WHAT TO PRODUCE:
Every line containing the word "Dylan" needs to be found and copied.
╭─ SOURCE DATA
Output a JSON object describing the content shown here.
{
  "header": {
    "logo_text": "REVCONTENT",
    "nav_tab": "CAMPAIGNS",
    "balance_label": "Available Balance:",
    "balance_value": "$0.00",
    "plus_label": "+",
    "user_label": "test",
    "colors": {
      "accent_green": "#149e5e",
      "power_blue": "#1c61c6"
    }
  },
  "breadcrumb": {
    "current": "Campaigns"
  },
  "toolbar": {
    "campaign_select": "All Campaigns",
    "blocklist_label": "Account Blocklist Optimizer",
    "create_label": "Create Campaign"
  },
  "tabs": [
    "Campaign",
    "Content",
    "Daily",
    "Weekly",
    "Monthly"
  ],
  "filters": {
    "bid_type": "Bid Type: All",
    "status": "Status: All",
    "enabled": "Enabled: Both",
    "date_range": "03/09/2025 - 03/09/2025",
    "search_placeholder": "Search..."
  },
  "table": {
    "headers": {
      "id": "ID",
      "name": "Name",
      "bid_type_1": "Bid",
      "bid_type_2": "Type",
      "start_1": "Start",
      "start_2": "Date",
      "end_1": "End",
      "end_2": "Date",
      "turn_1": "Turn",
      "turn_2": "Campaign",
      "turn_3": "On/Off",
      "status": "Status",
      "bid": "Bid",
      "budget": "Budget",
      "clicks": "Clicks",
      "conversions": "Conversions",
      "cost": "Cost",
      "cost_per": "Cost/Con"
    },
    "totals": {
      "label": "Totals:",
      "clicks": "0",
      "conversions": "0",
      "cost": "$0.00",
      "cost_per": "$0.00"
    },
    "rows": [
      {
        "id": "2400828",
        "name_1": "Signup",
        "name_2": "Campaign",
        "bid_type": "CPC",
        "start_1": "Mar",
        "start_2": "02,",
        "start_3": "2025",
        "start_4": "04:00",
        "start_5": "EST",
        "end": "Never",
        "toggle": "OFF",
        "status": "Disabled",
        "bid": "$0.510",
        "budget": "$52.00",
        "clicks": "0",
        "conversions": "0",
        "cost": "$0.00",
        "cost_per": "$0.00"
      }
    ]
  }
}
╰─
╭─ SOURCE DATA
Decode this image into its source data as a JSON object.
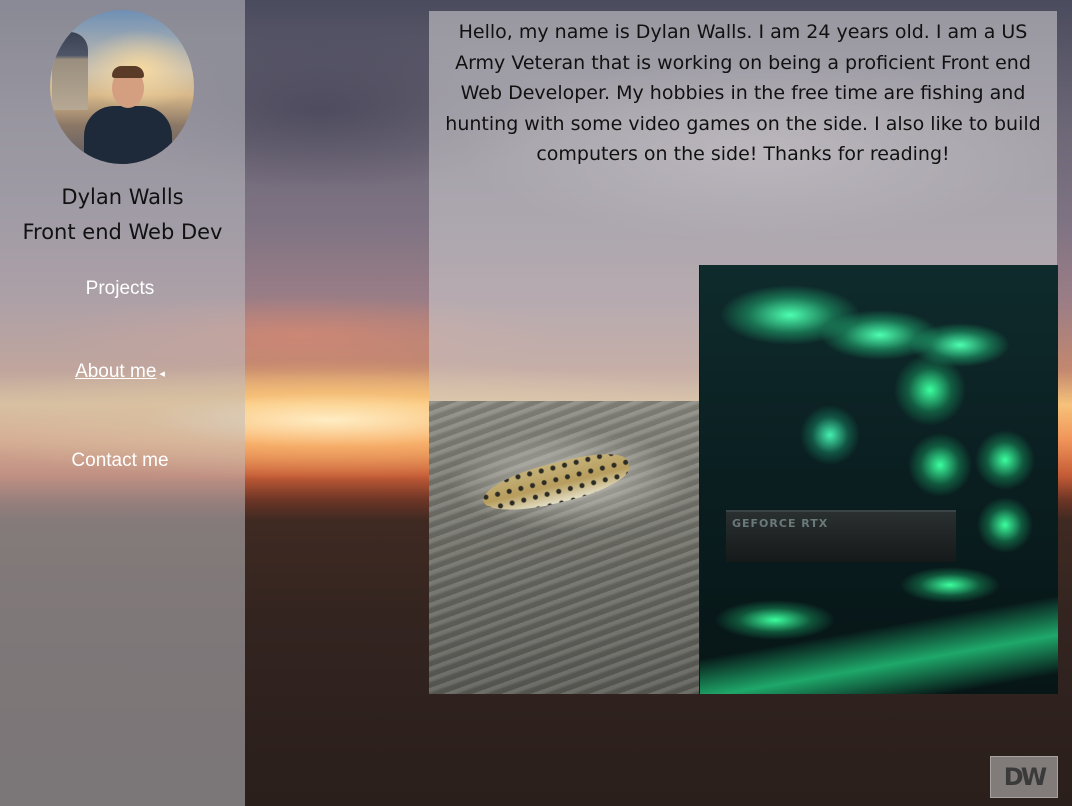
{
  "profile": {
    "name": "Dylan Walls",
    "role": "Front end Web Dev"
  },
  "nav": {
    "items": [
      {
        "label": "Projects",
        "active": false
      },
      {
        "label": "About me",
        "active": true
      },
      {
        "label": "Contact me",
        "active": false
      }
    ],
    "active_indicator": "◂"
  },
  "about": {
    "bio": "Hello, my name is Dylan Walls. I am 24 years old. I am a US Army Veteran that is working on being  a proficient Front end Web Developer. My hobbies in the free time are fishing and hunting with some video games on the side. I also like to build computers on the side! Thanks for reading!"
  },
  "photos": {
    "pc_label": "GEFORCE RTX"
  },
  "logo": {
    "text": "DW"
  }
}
╰─
╭─ SOURCE DATA
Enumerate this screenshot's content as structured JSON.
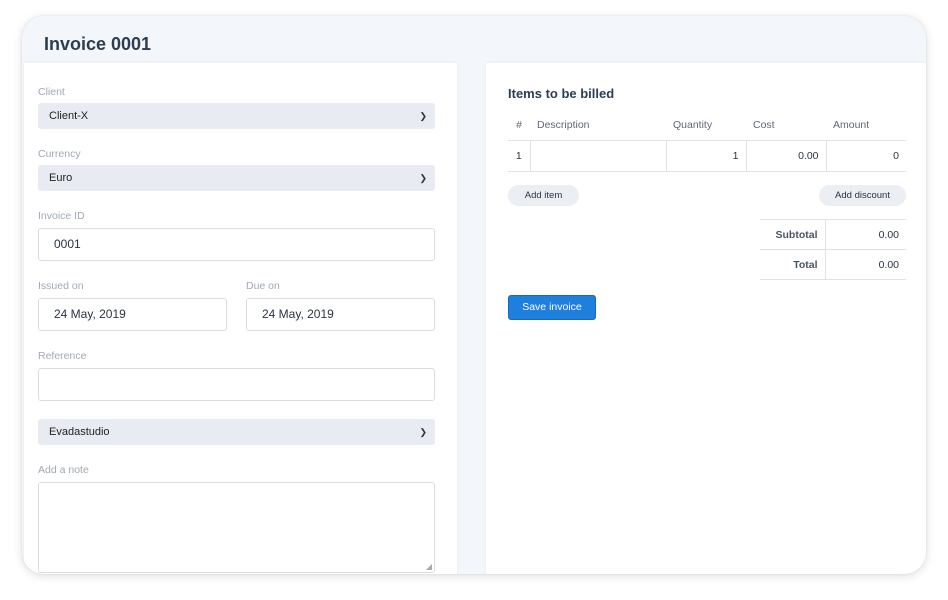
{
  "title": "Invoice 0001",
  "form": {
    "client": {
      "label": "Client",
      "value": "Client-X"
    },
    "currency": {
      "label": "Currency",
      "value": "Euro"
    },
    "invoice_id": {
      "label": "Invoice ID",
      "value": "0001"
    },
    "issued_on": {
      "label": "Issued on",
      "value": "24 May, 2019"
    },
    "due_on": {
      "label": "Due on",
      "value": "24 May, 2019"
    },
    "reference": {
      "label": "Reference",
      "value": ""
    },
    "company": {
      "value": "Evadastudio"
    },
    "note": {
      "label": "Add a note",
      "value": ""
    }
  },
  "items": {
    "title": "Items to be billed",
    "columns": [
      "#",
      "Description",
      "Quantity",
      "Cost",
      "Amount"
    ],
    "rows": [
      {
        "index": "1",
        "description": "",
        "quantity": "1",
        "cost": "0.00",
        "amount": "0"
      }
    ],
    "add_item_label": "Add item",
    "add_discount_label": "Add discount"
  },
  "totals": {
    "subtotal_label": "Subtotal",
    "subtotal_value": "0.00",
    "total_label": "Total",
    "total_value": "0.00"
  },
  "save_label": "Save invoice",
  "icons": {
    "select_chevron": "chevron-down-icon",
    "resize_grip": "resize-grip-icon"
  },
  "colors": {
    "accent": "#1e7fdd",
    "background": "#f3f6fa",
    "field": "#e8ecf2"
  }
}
╰─
IN RESPONSE:
    "name": "Dylan Walls",
    "bio": "Hello, my name is Dylan Walls. I am 24 years old. I am a US Army Veteran that is working on being  a proficient Front end Web Developer. My hobbies in the free time are fishing and hunting with some video games on the side. I also like to build computers on the side! Thanks for reading!"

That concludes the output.